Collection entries
* START *

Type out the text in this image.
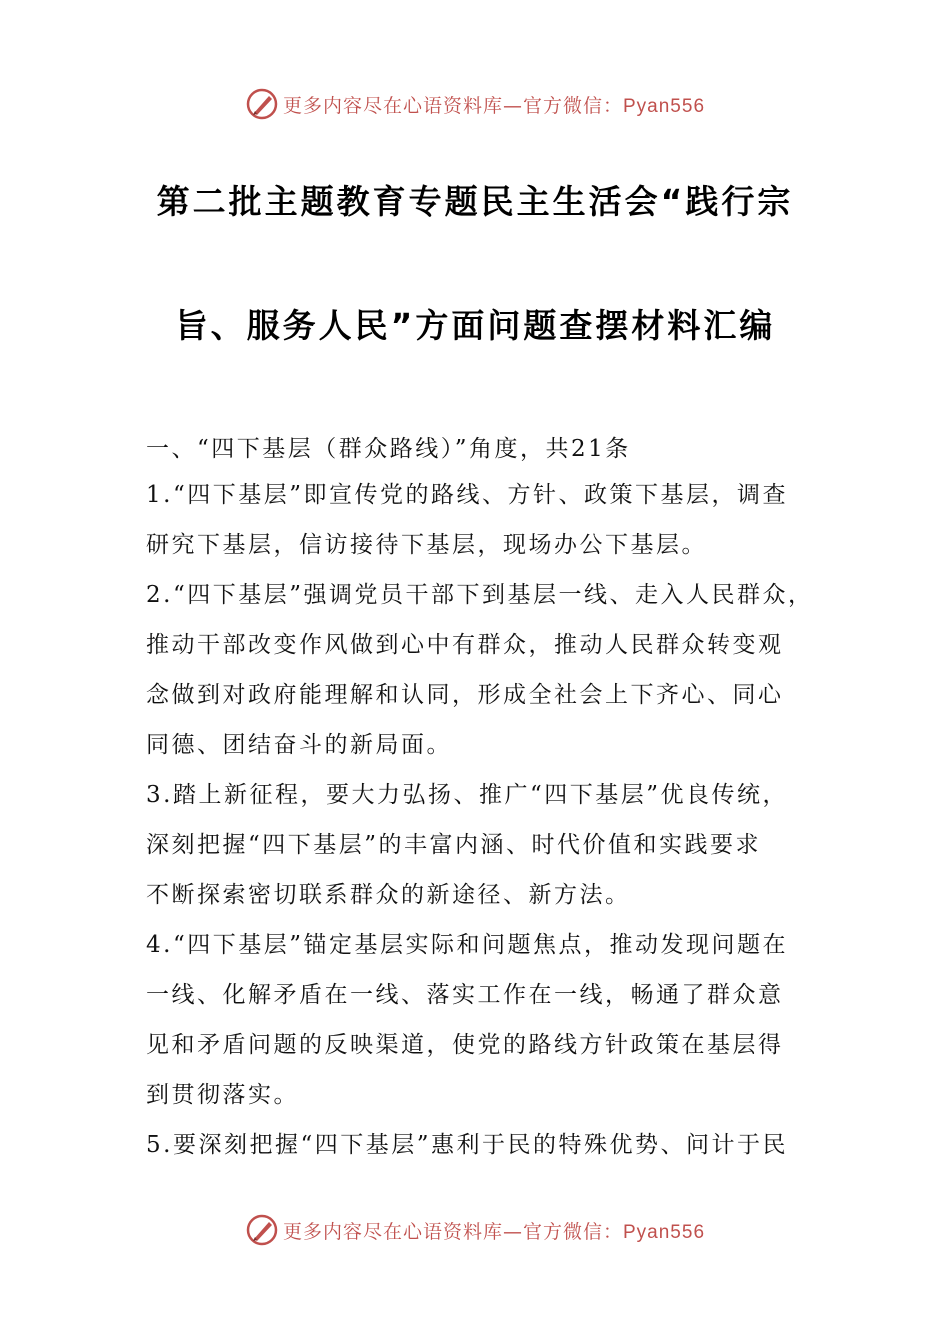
更多内容尽在心语资料库—官方微信：Pyan556
第二批主题教育专题民主生活会“践行宗
旨、服务人民”方面问题查摆材料汇编
一、“四下基层（群众路线）”角度，共21条
1.“四下基层”即宣传党的路线、方针、政策下基层，调查
研究下基层，信访接待下基层，现场办公下基层。
2.“四下基层”强调党员干部下到基层一线、走入人民群众，
推动干部改变作风做到心中有群众，推动人民群众转变观
念做到对政府能理解和认同，形成全社会上下齐心、同心
同德、团结奋斗的新局面。
3.踏上新征程，要大力弘扬、推广“四下基层”优良传统，
深刻把握“四下基层”的丰富内涵、时代价值和实践要求
不断探索密切联系群众的新途径、新方法。
4.“四下基层”锚定基层实际和问题焦点，推动发现问题在
一线、化解矛盾在一线、落实工作在一线，畅通了群众意
见和矛盾问题的反映渠道，使党的路线方针政策在基层得
到贯彻落实。
5.要深刻把握“四下基层”惠利于民的特殊优势、问计于民
更多内容尽在心语资料库—官方微信：Pyan556
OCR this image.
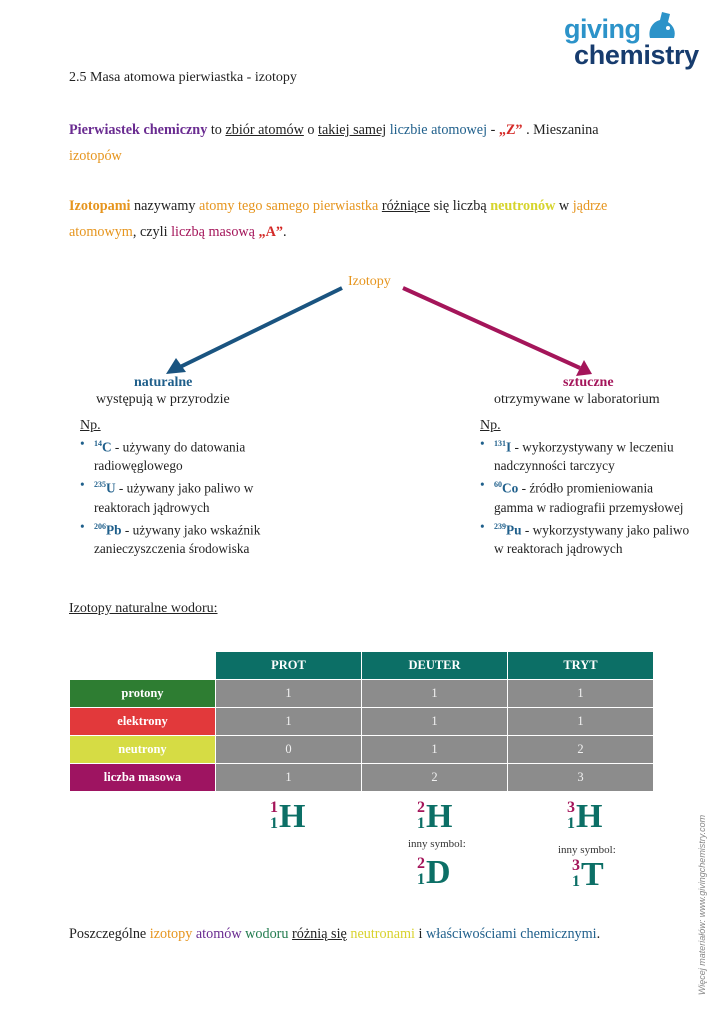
giving
chemistry
2.5 Masa atomowa pierwiastka - izotopy
Pierwiastek chemiczny to zbiór atomów o takiej samej liczbie atomowej - „Z” . Mieszanina
izotopów
Izotopami nazywamy atomy tego samego pierwiastka różniące się liczbą neutronów w jądrze
atomowym, czyli liczbą masową „A”.
Izotopy
naturalne
występują w przyrodzie
sztuczne
otrzymywane w laboratorium
Np.
• $^{14}$C - używany do datowania radiowęglowego
• $^{235}$U - używany jako paliwo w reaktorach jądrowych
• $^{206}$Pb - używany jako wskaźnik zanieczyszczenia środowiska
Np.
• $^{131}$I - wykorzystywany w leczeniu nadczynności tarczycy
• $^{60}$Co - źródło promieniowania gamma w radiografii przemysłowej
• $^{239}$Pu - wykorzystywany jako paliwo w reaktorach jądrowych
Izotopy naturalne wodoru:
	PROT	DEUTER	TRYT
protony	1	1	1
elektrony	1	1	1
neutrony	0	1	2
liczba masowa	1	2	3
1
1 H	2
1 H
inny symbol:
2
1 D
3
1 H
inny symbol:
3
1 T
Poszczególne izotopy atomów wodoru różnią się neutronami i właściwościami chemicznymi.	Więcej materiałów: www.givingchemistry.com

* END *

--- SET PROBLEM ---
Exactly reproduce the entries above, minus the pictures.

--- TASK SOLUTION ---
Type out the text in this image.
更多内容尽在心语资料库—官方微信：Pyan556
第二批主题教育专题民主生活会“践行宗
旨、服务人民”方面问题查摆材料汇编
一、“四下基层（群众路线）”角度，共21条
1.“四下基层”即宣传党的路线、方针、政策下基层，调查
研究下基层，信访接待下基层，现场办公下基层。
2.“四下基层”强调党员干部下到基层一线、走入人民群众，
推动干部改变作风做到心中有群众，推动人民群众转变观
念做到对政府能理解和认同，形成全社会上下齐心、同心
同德、团结奋斗的新局面。
3.踏上新征程，要大力弘扬、推广“四下基层”优良传统，
深刻把握“四下基层”的丰富内涵、时代价值和实践要求
不断探索密切联系群众的新途径、新方法。
4.“四下基层”锚定基层实际和问题焦点，推动发现问题在
一线、化解矛盾在一线、落实工作在一线，畅通了群众意
见和矛盾问题的反映渠道，使党的路线方针政策在基层得
到贯彻落实。
5.要深刻把握“四下基层”惠利于民的特殊优势、问计于民
更多内容尽在心语资料库—官方微信：Pyan556
OCR this image.
giving
chemistry
2.5 Masa atomowa pierwiastka - izotopy
Pierwiastek chemiczny to zbiór atomów o takiej samej liczbie atomowej - „Z” . Mieszanina
izotopów
Izotopami nazywamy atomy tego samego pierwiastka różniące się liczbą neutronów w jądrze
atomowym, czyli liczbą masową „A”.
Izotopy
naturalne
występują w przyrodzie
sztuczne
otrzymywane w laboratorium
Np.
• $^{14}$C - używany do datowania radiowęglowego
• $^{235}$U - używany jako paliwo w reaktorach jądrowych
• $^{206}$Pb - używany jako wskaźnik zanieczyszczenia środowiska
Np.
• $^{131}$I - wykorzystywany w leczeniu nadczynności tarczycy
• $^{60}$Co - źródło promieniowania gamma w radiografii przemysłowej
• $^{239}$Pu - wykorzystywany jako paliwo w reaktorach jądrowych
Izotopy naturalne wodoru:
	PROT	DEUTER	TRYT
protony	1	1	1
elektrony	1	1	1
neutrony	0	1	2
liczba masowa	1	2	3
1
1 H	2
1 H
inny symbol:
2
1 D
3
1 H
inny symbol:
3
1 T
Poszczególne izotopy atomów wodoru różnią się neutronami i właściwościami chemicznymi.	Więcej materiałów: www.givingchemistry.com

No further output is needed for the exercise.